• Required task:
The listing beneath should be written out in full, exactly as shown.

• Rows:
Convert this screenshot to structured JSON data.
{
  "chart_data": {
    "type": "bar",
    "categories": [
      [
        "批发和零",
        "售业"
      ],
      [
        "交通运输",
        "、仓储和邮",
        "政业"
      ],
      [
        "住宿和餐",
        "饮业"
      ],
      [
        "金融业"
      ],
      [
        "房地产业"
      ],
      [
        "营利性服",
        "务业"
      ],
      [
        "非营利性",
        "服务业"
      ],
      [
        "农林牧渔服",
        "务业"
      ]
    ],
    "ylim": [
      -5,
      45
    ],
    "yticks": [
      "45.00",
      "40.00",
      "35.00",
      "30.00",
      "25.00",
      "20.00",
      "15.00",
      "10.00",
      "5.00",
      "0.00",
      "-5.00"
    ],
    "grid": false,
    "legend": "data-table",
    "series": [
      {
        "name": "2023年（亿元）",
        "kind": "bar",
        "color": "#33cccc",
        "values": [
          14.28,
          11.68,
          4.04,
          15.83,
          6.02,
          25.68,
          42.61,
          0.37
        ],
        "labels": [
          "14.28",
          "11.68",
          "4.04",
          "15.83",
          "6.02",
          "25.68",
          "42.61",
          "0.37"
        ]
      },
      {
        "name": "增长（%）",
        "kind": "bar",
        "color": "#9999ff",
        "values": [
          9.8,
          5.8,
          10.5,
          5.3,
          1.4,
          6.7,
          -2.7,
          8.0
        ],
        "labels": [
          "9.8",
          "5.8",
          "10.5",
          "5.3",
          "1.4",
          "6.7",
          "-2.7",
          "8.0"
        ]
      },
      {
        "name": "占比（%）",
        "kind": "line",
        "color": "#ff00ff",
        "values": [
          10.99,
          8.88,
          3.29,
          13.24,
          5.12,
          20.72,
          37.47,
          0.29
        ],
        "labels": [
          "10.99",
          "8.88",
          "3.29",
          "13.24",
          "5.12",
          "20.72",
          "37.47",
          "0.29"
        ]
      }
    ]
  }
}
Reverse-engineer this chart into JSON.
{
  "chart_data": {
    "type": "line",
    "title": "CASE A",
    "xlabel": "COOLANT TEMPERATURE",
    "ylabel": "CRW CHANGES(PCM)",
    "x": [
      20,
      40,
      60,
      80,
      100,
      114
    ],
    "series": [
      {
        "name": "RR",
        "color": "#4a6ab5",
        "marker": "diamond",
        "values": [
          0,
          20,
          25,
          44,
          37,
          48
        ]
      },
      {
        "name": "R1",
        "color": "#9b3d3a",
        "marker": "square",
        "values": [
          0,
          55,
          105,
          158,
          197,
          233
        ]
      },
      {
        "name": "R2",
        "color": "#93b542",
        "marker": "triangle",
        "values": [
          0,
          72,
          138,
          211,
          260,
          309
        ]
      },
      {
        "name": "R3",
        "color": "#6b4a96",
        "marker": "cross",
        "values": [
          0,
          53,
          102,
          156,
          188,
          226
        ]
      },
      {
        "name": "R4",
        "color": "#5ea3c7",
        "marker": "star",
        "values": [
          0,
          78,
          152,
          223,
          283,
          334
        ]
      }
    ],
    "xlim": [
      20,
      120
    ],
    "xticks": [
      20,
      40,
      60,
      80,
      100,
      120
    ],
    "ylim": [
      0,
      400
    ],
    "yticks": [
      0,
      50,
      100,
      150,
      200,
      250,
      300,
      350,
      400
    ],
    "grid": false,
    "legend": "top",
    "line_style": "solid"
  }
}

• Answer:
Convert this screenshot to structured JSON data.
{
  "chart_data": {
    "type": "bar",
    "categories": [
      [
        "批发和零",
        "售业"
      ],
      [
        "交通运输",
        "、仓储和邮",
        "政业"
      ],
      [
        "住宿和餐",
        "饮业"
      ],
      [
        "金融业"
      ],
      [
        "房地产业"
      ],
      [
        "营利性服",
        "务业"
      ],
      [
        "非营利性",
        "服务业"
      ],
      [
        "农林牧渔服",
        "务业"
      ]
    ],
    "ylim": [
      -5,
      45
    ],
    "yticks": [
      "45.00",
      "40.00",
      "35.00",
      "30.00",
      "25.00",
      "20.00",
      "15.00",
      "10.00",
      "5.00",
      "0.00",
      "-5.00"
    ],
    "grid": false,
    "legend": "data-table",
    "series": [
      {
        "name": "2023年（亿元）",
        "kind": "bar",
        "color": "#33cccc",
        "values": [
          14.28,
          11.68,
          4.04,
          15.83,
          6.02,
          25.68,
          42.61,
          0.37
        ],
        "labels": [
          "14.28",
          "11.68",
          "4.04",
          "15.83",
          "6.02",
          "25.68",
          "42.61",
          "0.37"
        ]
      },
      {
        "name": "增长（%）",
        "kind": "bar",
        "color": "#9999ff",
        "values": [
          9.8,
          5.8,
          10.5,
          5.3,
          1.4,
          6.7,
          -2.7,
          8.0
        ],
        "labels": [
          "9.8",
          "5.8",
          "10.5",
          "5.3",
          "1.4",
          "6.7",
          "-2.7",
          "8.0"
        ]
      },
      {
        "name": "占比（%）",
        "kind": "line",
        "color": "#ff00ff",
        "values": [
          10.99,
          8.88,
          3.29,
          13.24,
          5.12,
          20.72,
          37.47,
          0.29
        ],
        "labels": [
          "10.99",
          "8.88",
          "3.29",
          "13.24",
          "5.12",
          "20.72",
          "37.47",
          "0.29"
        ]
      }
    ]
  }
}
Reverse-engineer this chart into JSON.
{
  "chart_data": {
    "type": "line",
    "title": "CASE A",
    "xlabel": "COOLANT TEMPERATURE",
    "ylabel": "CRW CHANGES(PCM)",
    "x": [
      20,
      40,
      60,
      80,
      100,
      114
    ],
    "series": [
      {
        "name": "RR",
        "color": "#4a6ab5",
        "marker": "diamond",
        "values": [
          0,
          20,
          25,
          44,
          37,
          48
        ]
      },
      {
        "name": "R1",
        "color": "#9b3d3a",
        "marker": "square",
        "values": [
          0,
          55,
          105,
          158,
          197,
          233
        ]
      },
      {
        "name": "R2",
        "color": "#93b542",
        "marker": "triangle",
        "values": [
          0,
          72,
          138,
          211,
          260,
          309
        ]
      },
      {
        "name": "R3",
        "color": "#6b4a96",
        "marker": "cross",
        "values": [
          0,
          53,
          102,
          156,
          188,
          226
        ]
      },
      {
        "name": "R4",
        "color": "#5ea3c7",
        "marker": "star",
        "values": [
          0,
          78,
          152,
          223,
          283,
          334
        ]
      }
    ],
    "xlim": [
      20,
      120
    ],
    "xticks": [
      20,
      40,
      60,
      80,
      100,
      120
    ],
    "ylim": [
      0,
      400
    ],
    "yticks": [
      0,
      50,
      100,
      150,
      200,
      250,
      300,
      350,
      400
    ],
    "grid": false,
    "legend": "top",
    "line_style": "solid"
  }
}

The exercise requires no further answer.